(Stored entries)
________________

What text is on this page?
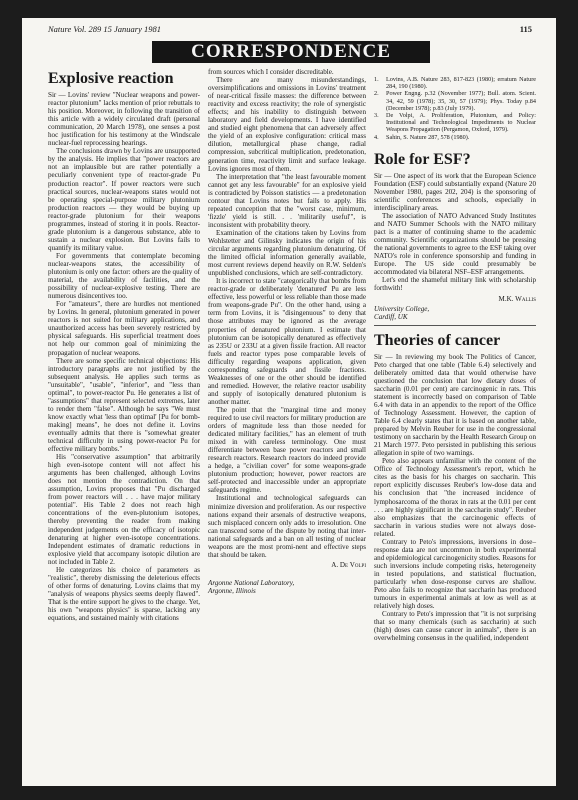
Nature Vol. 289 15 January 1981	115
CORRESPONDENCE
Explosive reaction

Sir — Lovins' review "Nuclear weapons and power-reactor plutonium" lacks mention of prior rebuttals to his position. Moreover, in following the transition of this article with a widely circulated draft (personal communication, 20 March 1978), one senses a post hoc justification for his testimony at the Windscale nuclear-fuel reprocessing hearings.

The conclusions drawn by Lovins are unsupported by the analysis. He implies that "power reactors are not an implausible but are rather potentially a peculiarly convenient type of reactor-grade Pu production reactor". If power reactors were such practical sources, nuclear-weapons states would not be operating special-purpose military plutonium production reactors — they would be buying up reactor-grade plutonium for their weapons programmes, instead of storing it in pools. Reactor-grade plutonium is a dangerous substance, able to sustain a nuclear explosion. But Lovins fails to quantify its military value.

For governments that contemplate becoming nuclear-weapons states, the accessibility of plutonium is only one factor: others are the quality of material, the availability of facilities, and the possibility of nuclear-explosive testing. There are numerous disincentives too.

For "amateurs", there are hurdles not mentioned by Lovins. In general, plutonium generated in power reactors is not suited for military applications, and unauthorized access has been severely restricted by physical safeguards. His superficial treatment does not help our common goal of minimizing the propagation of nuclear weapons.

There are some specific technical objections: His introductory paragraphs are not justified by the subsequent analysis. He applies such terms as "unsuitable", "usable", "inferior", and "less than optimal", to power-reactor Pu. He generates a list of "assumptions" that represent selected extremes, later to render them "false". Although he says "We must know exactly what 'less than optimal' [Pu for bomb-making] means", he does not define it. Lovins eventually admits that there is "somewhat greater technical difficulty in using power-reactor Pu for effective military bombs."

His "conservative assumption" that arbitrarily high even-isotope content will not affect his arguments has been challenged, although Lovins does not mention the contradiction. On that assumption, Lovins proposes that "Pu discharged from power reactors will . . . have major military potential". His Table 2 does not reach high concentrations of the even-plutonium isotopes, thereby preventing the reader from making independent judgements on the efficacy of isotopic denaturing at higher even-isotope concentrations. Independent estimates of dramatic reductions in explosive yield that accompany isotopic dilution are not included in Table 2.

He categorizes his choice of parameters as "realistic", thereby dismissing the deleterious effects of other forms of denaturing. Lovins claims that my "analysis of weapons physics seems deeply flawed". That is the entire support he gives to the charge. Yet, his own "weapons physics" is sparse, lacking any equations, and sustained mainly with citations

from sources which I consider discreditable.

There are many misunderstandings, oversimplifications and omissions in Lovins' treatment of near-critical fissile masses: the difference between reactivity and excess reactivity; the role of synergistic effects; and his inability to distinguish between laboratory and field developments. I have identified and studied eight phenomena that can adversely affect the yield of an explosive configuration: critical mass dilution, metallurgical phase change, radial compression, subcritical multiplication, predetonation, generation time, reactivity limit and surface leakage. Lovins ignores most of them.

The interpretation that "the least favourable moment cannot get any less favourable" for an explosive yield is contradicted by Poisson statistics — a predetonation contour that Lovins notes but fails to apply. His repeated conception that the "worst case, minimum, 'fizzle' yield is still. . . 'militarily useful'", is inconsistent with probability theory.

Examination of the citations taken by Lovins from Wohlstetter and Gilinsky indicates the origin of his circular arguments regarding plutonium denaturing. Of the limited official information generally available, most current reviews depend heavily on R.W. Selden's unpublished conclusions, which are self-contradictory.

It is incorrect to state "categorically that bombs from reactor-grade or deliberately 'denatured' Pu are less effective, less powerful or less reliable than those made from weapons-grade Pu". On the other hand, using a term from Lovins, it is "disingenuous" to deny that those attributes may be ignored as the average properties of denatured plutonium. I estimate that plutonium can be isotopically denatured as effectively as 235U or 233U at a given fissile fraction. All reactor fuels and reactor types pose comparable levels of difficulty regarding weapons application, given corresponding safeguards and fissile fractions. Weaknesses of one or the other should be identified and remedied. However, the relative reactor usability and supply of isotopically denatured plutonium is another matter.

The point that the "marginal time and money required to use civil reactors for military production are orders of magnitude less than those needed for dedicated military facilities," has an element of truth mixed in with careless terminology. One must differentiate between base power reactors and small research reactors. Research reactors do indeed provide a hedge, a "civilian cover" for some weapons-grade plutonium production; however, power reactors are self-protected and inaccessible under an appropriate safeguards regime.

Institutional and technological safeguards can minimize diversion and proliferation. As our respective nations expand their arsenals of destructive weapons, such misplaced concern only adds to irresolution. One can transcend some of the dispute by noting that inter-national safeguards and a ban on all testing of nuclear weapons are the most promi-nent and effective steps that should be taken.

A. De Volpi
Argonne National Laboratory,
Argonne, Illinois
1. Lovins, A.B. Nature 283, 817-823 (1980); erratum Nature 284, 190 (1980).
2. Power Engng. p.32 (November 1977); Bull. atom. Scient. 34, 42, 59 (1978); 35, 30, 57 (1979); Phys. Today p.84 (December 1978); p.83 (July 1979).
3. De Volpi, A. Proliferation, Plutonium, and Policy: Institutional and Technological Impediments to Nuclear Weapons Propagation (Pergamon, Oxford, 1979).
4. Sahin, S. Nature 287, 578 (1980).
Role for ESF?

Sir — One aspect of its work that the European Science Foundation (ESF) could substantially expand (Nature 20 November 1980, pages 202, 204) is the sponsoring of scientific conferences and schools, especially in interdisciplinary areas.

The association of NATO Advanced Study Institutes and NATO Summer Schools with the NATO military pact is a matter of continuing shame to the academic community. Scientific organizations should be pressing the national governments to agree to the ESF taking over NATO's role in conference sponsorship and funding in Europe. The US side could presumably be accommodated via bilateral NSF–ESF arrangements.

Let's end the shameful military link with scholarship forthwith!

M.K. Wallis
University College,
Cardiff, UK
Theories of cancer

Sir — In reviewing my book The Politics of Cancer, Peto charged that one table (Table 6.4) selectively and deliberately omitted data that would otherwise have questioned the conclusion that low dietary doses of saccharin (0.01 per cent) are carcinogenic in rats. This statement is incorrectly based on comparison of Table 6.4 with data in an appendix to the report of the Office of Technology Assessment. However, the caption of Table 6.4 clearly states that it is based on another table, prepared by Melvin Reuber for use in the congressional testimony on saccharin by the Health Research Group on 21 March 1977. Peto persisted in publishing this serious allegation in spite of two warnings.

Peto also appears unfamiliar with the content of the Office of Technology Assessment's report, which he cites as the basis for his charges on saccharin. This report explicitly discusses Reuber's low-dose data and his conclusion that "the increased incidence of lymphosarcoma of the thorax in rats at the 0.01 per cent . . . are highly significant in the saccharin study". Reuber also emphasizes that the carcinogenic effects of saccharin in various studies were not always dose-related.

Contrary to Peto's impressions, inversions in dose–response data are not uncommon in both experimental and epidemiological carcinogenicity studies. Reasons for such inversions include competing risks, heterogeneity in tested populations, and statistical fluctuation, particularly when dose-response curves are shallow. Peto also fails to recognize that saccharin has produced tumours in experimental animals at low as well as at relatively high doses.

Contrary to Peto's impression that "it is not surprising that so many chemicals (such as saccharin) at such (high) doses can cause cancer in animals", there is an overwhelming consensus in the qualified, independent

________________

Reproduce every line exactly and omit all pictures.

Response:
What text is on this page?
Nature Vol. 289 15 January 1981	115
CORRESPONDENCE
Explosive reaction

Sir — Lovins' review "Nuclear weapons and power-reactor plutonium" lacks mention of prior rebuttals to his position. Moreover, in following the transition of this article with a widely circulated draft (personal communication, 20 March 1978), one senses a post hoc justification for his testimony at the Windscale nuclear-fuel reprocessing hearings.

The conclusions drawn by Lovins are unsupported by the analysis. He implies that "power reactors are not an implausible but are rather potentially a peculiarly convenient type of reactor-grade Pu production reactor". If power reactors were such practical sources, nuclear-weapons states would not be operating special-purpose military plutonium production reactors — they would be buying up reactor-grade plutonium for their weapons programmes, instead of storing it in pools. Reactor-grade plutonium is a dangerous substance, able to sustain a nuclear explosion. But Lovins fails to quantify its military value.

For governments that contemplate becoming nuclear-weapons states, the accessibility of plutonium is only one factor: others are the quality of material, the availability of facilities, and the possibility of nuclear-explosive testing. There are numerous disincentives too.

For "amateurs", there are hurdles not mentioned by Lovins. In general, plutonium generated in power reactors is not suited for military applications, and unauthorized access has been severely restricted by physical safeguards. His superficial treatment does not help our common goal of minimizing the propagation of nuclear weapons.

There are some specific technical objections: His introductory paragraphs are not justified by the subsequent analysis. He applies such terms as "unsuitable", "usable", "inferior", and "less than optimal", to power-reactor Pu. He generates a list of "assumptions" that represent selected extremes, later to render them "false". Although he says "We must know exactly what 'less than optimal' [Pu for bomb-making] means", he does not define it. Lovins eventually admits that there is "somewhat greater technical difficulty in using power-reactor Pu for effective military bombs."

His "conservative assumption" that arbitrarily high even-isotope content will not affect his arguments has been challenged, although Lovins does not mention the contradiction. On that assumption, Lovins proposes that "Pu discharged from power reactors will . . . have major military potential". His Table 2 does not reach high concentrations of the even-plutonium isotopes, thereby preventing the reader from making independent judgements on the efficacy of isotopic denaturing at higher even-isotope concentrations. Independent estimates of dramatic reductions in explosive yield that accompany isotopic dilution are not included in Table 2.

He categorizes his choice of parameters as "realistic", thereby dismissing the deleterious effects of other forms of denaturing. Lovins claims that my "analysis of weapons physics seems deeply flawed". That is the entire support he gives to the charge. Yet, his own "weapons physics" is sparse, lacking any equations, and sustained mainly with citations

from sources which I consider discreditable.

There are many misunderstandings, oversimplifications and omissions in Lovins' treatment of near-critical fissile masses: the difference between reactivity and excess reactivity; the role of synergistic effects; and his inability to distinguish between laboratory and field developments. I have identified and studied eight phenomena that can adversely affect the yield of an explosive configuration: critical mass dilution, metallurgical phase change, radial compression, subcritical multiplication, predetonation, generation time, reactivity limit and surface leakage. Lovins ignores most of them.

The interpretation that "the least favourable moment cannot get any less favourable" for an explosive yield is contradicted by Poisson statistics — a predetonation contour that Lovins notes but fails to apply. His repeated conception that the "worst case, minimum, 'fizzle' yield is still. . . 'militarily useful'", is inconsistent with probability theory.

Examination of the citations taken by Lovins from Wohlstetter and Gilinsky indicates the origin of his circular arguments regarding plutonium denaturing. Of the limited official information generally available, most current reviews depend heavily on R.W. Selden's unpublished conclusions, which are self-contradictory.

It is incorrect to state "categorically that bombs from reactor-grade or deliberately 'denatured' Pu are less effective, less powerful or less reliable than those made from weapons-grade Pu". On the other hand, using a term from Lovins, it is "disingenuous" to deny that those attributes may be ignored as the average properties of denatured plutonium. I estimate that plutonium can be isotopically denatured as effectively as 235U or 233U at a given fissile fraction. All reactor fuels and reactor types pose comparable levels of difficulty regarding weapons application, given corresponding safeguards and fissile fractions. Weaknesses of one or the other should be identified and remedied. However, the relative reactor usability and supply of isotopically denatured plutonium is another matter.

The point that the "marginal time and money required to use civil reactors for military production are orders of magnitude less than those needed for dedicated military facilities," has an element of truth mixed in with careless terminology. One must differentiate between base power reactors and small research reactors. Research reactors do indeed provide a hedge, a "civilian cover" for some weapons-grade plutonium production; however, power reactors are self-protected and inaccessible under an appropriate safeguards regime.

Institutional and technological safeguards can minimize diversion and proliferation. As our respective nations expand their arsenals of destructive weapons, such misplaced concern only adds to irresolution. One can transcend some of the dispute by noting that inter-national safeguards and a ban on all testing of nuclear weapons are the most promi-nent and effective steps that should be taken.

A. De Volpi
Argonne National Laboratory,
Argonne, Illinois
1. Lovins, A.B. Nature 283, 817-823 (1980); erratum Nature 284, 190 (1980).
2. Power Engng. p.32 (November 1977); Bull. atom. Scient. 34, 42, 59 (1978); 35, 30, 57 (1979); Phys. Today p.84 (December 1978); p.83 (July 1979).
3. De Volpi, A. Proliferation, Plutonium, and Policy: Institutional and Technological Impediments to Nuclear Weapons Propagation (Pergamon, Oxford, 1979).
4. Sahin, S. Nature 287, 578 (1980).
Role for ESF?

Sir — One aspect of its work that the European Science Foundation (ESF) could substantially expand (Nature 20 November 1980, pages 202, 204) is the sponsoring of scientific conferences and schools, especially in interdisciplinary areas.

The association of NATO Advanced Study Institutes and NATO Summer Schools with the NATO military pact is a matter of continuing shame to the academic community. Scientific organizations should be pressing the national governments to agree to the ESF taking over NATO's role in conference sponsorship and funding in Europe. The US side could presumably be accommodated via bilateral NSF–ESF arrangements.

Let's end the shameful military link with scholarship forthwith!

M.K. Wallis
University College,
Cardiff, UK
Theories of cancer

Sir — In reviewing my book The Politics of Cancer, Peto charged that one table (Table 6.4) selectively and deliberately omitted data that would otherwise have questioned the conclusion that low dietary doses of saccharin (0.01 per cent) are carcinogenic in rats. This statement is incorrectly based on comparison of Table 6.4 with data in an appendix to the report of the Office of Technology Assessment. However, the caption of Table 6.4 clearly states that it is based on another table, prepared by Melvin Reuber for use in the congressional testimony on saccharin by the Health Research Group on 21 March 1977. Peto persisted in publishing this serious allegation in spite of two warnings.

Peto also appears unfamiliar with the content of the Office of Technology Assessment's report, which he cites as the basis for his charges on saccharin. This report explicitly discusses Reuber's low-dose data and his conclusion that "the increased incidence of lymphosarcoma of the thorax in rats at the 0.01 per cent . . . are highly significant in the saccharin study". Reuber also emphasizes that the carcinogenic effects of saccharin in various studies were not always dose-related.

Contrary to Peto's impressions, inversions in dose–response data are not uncommon in both experimental and epidemiological carcinogenicity studies. Reasons for such inversions include competing risks, heterogeneity in tested populations, and statistical fluctuation, particularly when dose-response curves are shallow. Peto also fails to recognize that saccharin has produced tumours in experimental animals at low as well as at relatively high doses.

Contrary to Peto's impression that "it is not surprising that so many chemicals (such as saccharin) at such (high) doses can cause cancer in animals", there is an overwhelming consensus in the qualified, independent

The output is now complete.